§ **To be done**:
Every record should be repeated exactly, except that pictures are left out.
** start **
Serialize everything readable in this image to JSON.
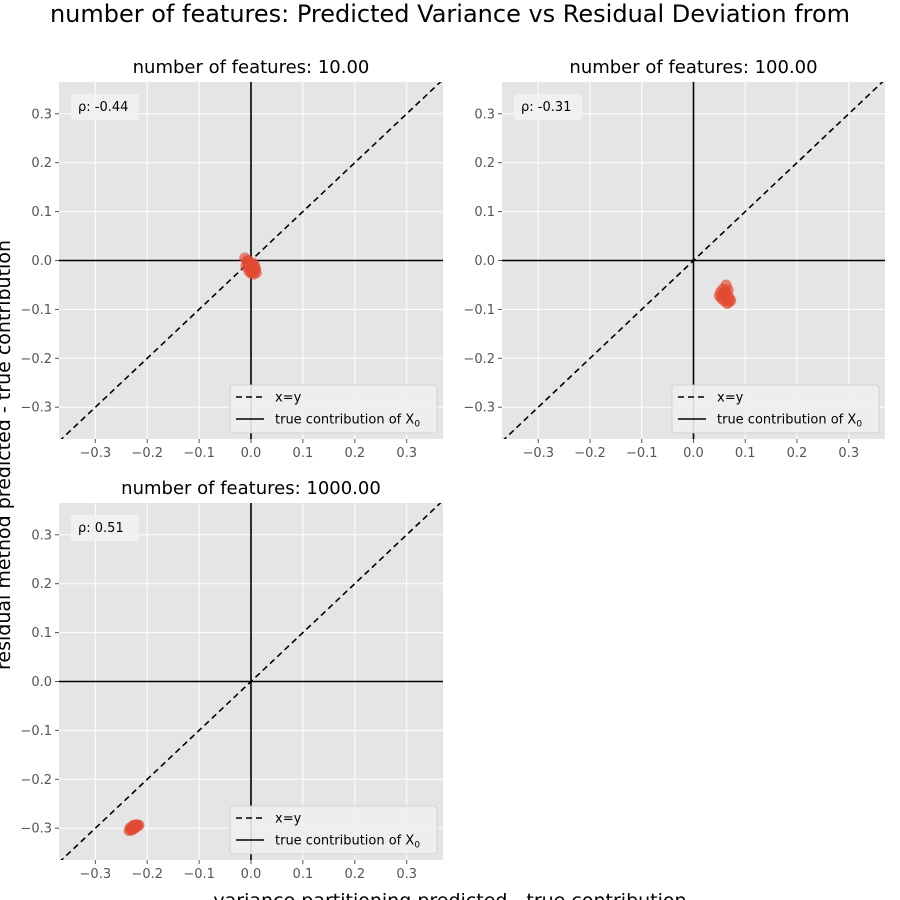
{
  "figure": {
    "suptitle": "number of features: Predicted Variance vs Residual Deviation from",
    "xlabel": "variance partitioning predicted - true contribution",
    "ylabel": "residual method predicted - true contribution"
  },
  "colors": {
    "panel_bg": "#e5e5e5",
    "grid": "#ffffff",
    "points": "#e24a33",
    "lines": "#000000",
    "tick_text": "#555555"
  },
  "legend": {
    "identity_label": "x=y",
    "true_contribution_label": "true contribution of X",
    "true_contribution_subscript": "0",
    "placement": "lower-right"
  },
  "chart_data": [
    {
      "type": "scatter",
      "title": "number of features: 10.00",
      "annotation": "ρ: -0.44",
      "xlim": [
        -0.37,
        0.37
      ],
      "ylim": [
        -0.365,
        0.365
      ],
      "xticks": [
        "−0.3",
        "−0.2",
        "−0.1",
        "0.0",
        "0.1",
        "0.2",
        "0.3"
      ],
      "yticks": [
        "−0.3",
        "−0.2",
        "−0.1",
        "0.0",
        "0.1",
        "0.2",
        "0.3"
      ],
      "grid": true,
      "points": [
        [
          -0.012,
          0.005
        ],
        [
          -0.008,
          -0.002
        ],
        [
          -0.005,
          -0.01
        ],
        [
          -0.002,
          -0.015
        ],
        [
          0.0,
          -0.008
        ],
        [
          0.002,
          -0.018
        ],
        [
          0.004,
          -0.012
        ],
        [
          0.006,
          -0.02
        ],
        [
          0.008,
          -0.015
        ],
        [
          0.01,
          -0.025
        ],
        [
          -0.004,
          -0.022
        ],
        [
          0.0,
          -0.026
        ],
        [
          0.003,
          -0.005
        ],
        [
          -0.01,
          -0.012
        ],
        [
          0.007,
          -0.01
        ],
        [
          -0.006,
          0.0
        ],
        [
          0.005,
          -0.028
        ],
        [
          0.009,
          -0.019
        ],
        [
          -0.001,
          -0.02
        ],
        [
          0.002,
          -0.014
        ]
      ]
    },
    {
      "type": "scatter",
      "title": "number of features: 100.00",
      "annotation": "ρ: -0.31",
      "xlim": [
        -0.37,
        0.37
      ],
      "ylim": [
        -0.365,
        0.365
      ],
      "xticks": [
        "−0.3",
        "−0.2",
        "−0.1",
        "0.0",
        "0.1",
        "0.2",
        "0.3"
      ],
      "yticks": [
        "−0.3",
        "−0.2",
        "−0.1",
        "0.0",
        "0.1",
        "0.2",
        "0.3"
      ],
      "grid": true,
      "points": [
        [
          0.052,
          -0.065
        ],
        [
          0.055,
          -0.072
        ],
        [
          0.058,
          -0.068
        ],
        [
          0.06,
          -0.075
        ],
        [
          0.062,
          -0.062
        ],
        [
          0.064,
          -0.08
        ],
        [
          0.066,
          -0.07
        ],
        [
          0.068,
          -0.085
        ],
        [
          0.07,
          -0.078
        ],
        [
          0.057,
          -0.058
        ],
        [
          0.063,
          -0.05
        ],
        [
          0.054,
          -0.078
        ],
        [
          0.059,
          -0.082
        ],
        [
          0.061,
          -0.066
        ],
        [
          0.067,
          -0.06
        ],
        [
          0.065,
          -0.088
        ],
        [
          0.072,
          -0.082
        ],
        [
          0.056,
          -0.07
        ],
        [
          0.05,
          -0.072
        ],
        [
          0.062,
          -0.074
        ]
      ]
    },
    {
      "type": "scatter",
      "title": "number of features: 1000.00",
      "annotation": "ρ: 0.51",
      "xlim": [
        -0.37,
        0.37
      ],
      "ylim": [
        -0.365,
        0.365
      ],
      "xticks": [
        "−0.3",
        "−0.2",
        "−0.1",
        "0.0",
        "0.1",
        "0.2",
        "0.3"
      ],
      "yticks": [
        "−0.3",
        "−0.2",
        "−0.1",
        "0.0",
        "0.1",
        "0.2",
        "0.3"
      ],
      "grid": true,
      "points": [
        [
          -0.235,
          -0.305
        ],
        [
          -0.232,
          -0.302
        ],
        [
          -0.23,
          -0.3
        ],
        [
          -0.228,
          -0.302
        ],
        [
          -0.226,
          -0.298
        ],
        [
          -0.224,
          -0.296
        ],
        [
          -0.222,
          -0.298
        ],
        [
          -0.22,
          -0.296
        ],
        [
          -0.218,
          -0.294
        ],
        [
          -0.228,
          -0.296
        ],
        [
          -0.224,
          -0.3
        ],
        [
          -0.233,
          -0.299
        ],
        [
          -0.216,
          -0.294
        ],
        [
          -0.23,
          -0.304
        ],
        [
          -0.221,
          -0.293
        ],
        [
          -0.226,
          -0.294
        ]
      ]
    }
  ]
}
** end **
§ **Exercise answer**:
Serialize everything readable in this image to JSON.
{
  "figure": {
    "suptitle": "number of features: Predicted Variance vs Residual Deviation from",
    "xlabel": "variance partitioning predicted - true contribution",
    "ylabel": "residual method predicted - true contribution"
  },
  "colors": {
    "panel_bg": "#e5e5e5",
    "grid": "#ffffff",
    "points": "#e24a33",
    "lines": "#000000",
    "tick_text": "#555555"
  },
  "legend": {
    "identity_label": "x=y",
    "true_contribution_label": "true contribution of X",
    "true_contribution_subscript": "0",
    "placement": "lower-right"
  },
  "chart_data": [
    {
      "type": "scatter",
      "title": "number of features: 10.00",
      "annotation": "ρ: -0.44",
      "xlim": [
        -0.37,
        0.37
      ],
      "ylim": [
        -0.365,
        0.365
      ],
      "xticks": [
        "−0.3",
        "−0.2",
        "−0.1",
        "0.0",
        "0.1",
        "0.2",
        "0.3"
      ],
      "yticks": [
        "−0.3",
        "−0.2",
        "−0.1",
        "0.0",
        "0.1",
        "0.2",
        "0.3"
      ],
      "grid": true,
      "points": [
        [
          -0.012,
          0.005
        ],
        [
          -0.008,
          -0.002
        ],
        [
          -0.005,
          -0.01
        ],
        [
          -0.002,
          -0.015
        ],
        [
          0.0,
          -0.008
        ],
        [
          0.002,
          -0.018
        ],
        [
          0.004,
          -0.012
        ],
        [
          0.006,
          -0.02
        ],
        [
          0.008,
          -0.015
        ],
        [
          0.01,
          -0.025
        ],
        [
          -0.004,
          -0.022
        ],
        [
          0.0,
          -0.026
        ],
        [
          0.003,
          -0.005
        ],
        [
          -0.01,
          -0.012
        ],
        [
          0.007,
          -0.01
        ],
        [
          -0.006,
          0.0
        ],
        [
          0.005,
          -0.028
        ],
        [
          0.009,
          -0.019
        ],
        [
          -0.001,
          -0.02
        ],
        [
          0.002,
          -0.014
        ]
      ]
    },
    {
      "type": "scatter",
      "title": "number of features: 100.00",
      "annotation": "ρ: -0.31",
      "xlim": [
        -0.37,
        0.37
      ],
      "ylim": [
        -0.365,
        0.365
      ],
      "xticks": [
        "−0.3",
        "−0.2",
        "−0.1",
        "0.0",
        "0.1",
        "0.2",
        "0.3"
      ],
      "yticks": [
        "−0.3",
        "−0.2",
        "−0.1",
        "0.0",
        "0.1",
        "0.2",
        "0.3"
      ],
      "grid": true,
      "points": [
        [
          0.052,
          -0.065
        ],
        [
          0.055,
          -0.072
        ],
        [
          0.058,
          -0.068
        ],
        [
          0.06,
          -0.075
        ],
        [
          0.062,
          -0.062
        ],
        [
          0.064,
          -0.08
        ],
        [
          0.066,
          -0.07
        ],
        [
          0.068,
          -0.085
        ],
        [
          0.07,
          -0.078
        ],
        [
          0.057,
          -0.058
        ],
        [
          0.063,
          -0.05
        ],
        [
          0.054,
          -0.078
        ],
        [
          0.059,
          -0.082
        ],
        [
          0.061,
          -0.066
        ],
        [
          0.067,
          -0.06
        ],
        [
          0.065,
          -0.088
        ],
        [
          0.072,
          -0.082
        ],
        [
          0.056,
          -0.07
        ],
        [
          0.05,
          -0.072
        ],
        [
          0.062,
          -0.074
        ]
      ]
    },
    {
      "type": "scatter",
      "title": "number of features: 1000.00",
      "annotation": "ρ: 0.51",
      "xlim": [
        -0.37,
        0.37
      ],
      "ylim": [
        -0.365,
        0.365
      ],
      "xticks": [
        "−0.3",
        "−0.2",
        "−0.1",
        "0.0",
        "0.1",
        "0.2",
        "0.3"
      ],
      "yticks": [
        "−0.3",
        "−0.2",
        "−0.1",
        "0.0",
        "0.1",
        "0.2",
        "0.3"
      ],
      "grid": true,
      "points": [
        [
          -0.235,
          -0.305
        ],
        [
          -0.232,
          -0.302
        ],
        [
          -0.23,
          -0.3
        ],
        [
          -0.228,
          -0.302
        ],
        [
          -0.226,
          -0.298
        ],
        [
          -0.224,
          -0.296
        ],
        [
          -0.222,
          -0.298
        ],
        [
          -0.22,
          -0.296
        ],
        [
          -0.218,
          -0.294
        ],
        [
          -0.228,
          -0.296
        ],
        [
          -0.224,
          -0.3
        ],
        [
          -0.233,
          -0.299
        ],
        [
          -0.216,
          -0.294
        ],
        [
          -0.23,
          -0.304
        ],
        [
          -0.221,
          -0.293
        ],
        [
          -0.226,
          -0.294
        ]
      ]
    }
  ]
}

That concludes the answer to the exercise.